#### DATA LISTING
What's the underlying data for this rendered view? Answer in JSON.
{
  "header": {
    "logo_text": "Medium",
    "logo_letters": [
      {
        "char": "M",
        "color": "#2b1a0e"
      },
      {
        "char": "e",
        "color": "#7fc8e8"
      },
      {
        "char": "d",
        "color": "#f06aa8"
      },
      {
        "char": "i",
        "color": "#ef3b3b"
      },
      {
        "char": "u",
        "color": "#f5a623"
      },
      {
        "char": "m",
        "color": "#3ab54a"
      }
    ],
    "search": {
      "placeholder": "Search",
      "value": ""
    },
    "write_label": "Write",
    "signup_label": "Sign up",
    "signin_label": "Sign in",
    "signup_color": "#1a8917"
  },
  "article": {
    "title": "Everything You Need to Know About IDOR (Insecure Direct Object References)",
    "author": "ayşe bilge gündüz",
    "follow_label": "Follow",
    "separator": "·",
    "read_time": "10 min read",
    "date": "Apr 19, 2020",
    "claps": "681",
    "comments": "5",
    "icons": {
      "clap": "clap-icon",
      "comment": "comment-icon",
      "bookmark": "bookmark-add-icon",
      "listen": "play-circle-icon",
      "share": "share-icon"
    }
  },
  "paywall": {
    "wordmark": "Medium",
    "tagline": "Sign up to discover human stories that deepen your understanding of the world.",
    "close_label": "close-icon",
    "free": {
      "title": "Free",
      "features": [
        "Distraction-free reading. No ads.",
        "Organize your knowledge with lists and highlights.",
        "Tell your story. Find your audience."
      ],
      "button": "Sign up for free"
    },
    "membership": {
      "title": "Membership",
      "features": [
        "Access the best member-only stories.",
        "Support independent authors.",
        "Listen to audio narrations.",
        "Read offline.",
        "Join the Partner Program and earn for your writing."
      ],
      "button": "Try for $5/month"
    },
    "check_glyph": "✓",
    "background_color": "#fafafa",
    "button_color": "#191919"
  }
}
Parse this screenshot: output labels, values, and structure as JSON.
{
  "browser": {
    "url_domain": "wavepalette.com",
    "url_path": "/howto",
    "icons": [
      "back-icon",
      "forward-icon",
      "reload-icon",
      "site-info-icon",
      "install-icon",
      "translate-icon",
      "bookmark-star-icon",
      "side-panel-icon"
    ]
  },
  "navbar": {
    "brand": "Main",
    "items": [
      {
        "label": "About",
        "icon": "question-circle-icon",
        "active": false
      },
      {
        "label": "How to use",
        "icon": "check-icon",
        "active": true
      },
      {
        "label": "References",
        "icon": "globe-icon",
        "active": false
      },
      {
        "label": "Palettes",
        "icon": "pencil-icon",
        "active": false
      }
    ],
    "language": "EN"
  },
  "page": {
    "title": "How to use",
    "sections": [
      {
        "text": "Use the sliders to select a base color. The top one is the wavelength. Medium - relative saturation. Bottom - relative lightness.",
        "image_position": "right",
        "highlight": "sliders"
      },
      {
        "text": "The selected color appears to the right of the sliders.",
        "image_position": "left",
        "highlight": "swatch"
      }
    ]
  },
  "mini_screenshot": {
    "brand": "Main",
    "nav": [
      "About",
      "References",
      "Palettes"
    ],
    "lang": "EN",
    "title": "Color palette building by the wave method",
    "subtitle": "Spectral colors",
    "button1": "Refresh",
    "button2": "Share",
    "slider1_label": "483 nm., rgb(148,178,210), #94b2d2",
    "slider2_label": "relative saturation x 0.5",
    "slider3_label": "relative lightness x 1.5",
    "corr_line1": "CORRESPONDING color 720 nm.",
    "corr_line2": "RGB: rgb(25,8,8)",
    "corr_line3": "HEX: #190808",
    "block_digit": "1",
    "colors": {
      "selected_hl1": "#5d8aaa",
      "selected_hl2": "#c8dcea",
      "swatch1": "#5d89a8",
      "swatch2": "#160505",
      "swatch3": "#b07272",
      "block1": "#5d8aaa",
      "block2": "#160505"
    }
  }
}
########
Find each line in the records holding the string "your" and show it.

    "tagline": "Sign up to discover human stories that deepen your understanding of the world.",
        "Organize your knowledge with lists and highlights.",
        "Tell your story. Find your audience."
        "Join the Partner Program and earn for your writing."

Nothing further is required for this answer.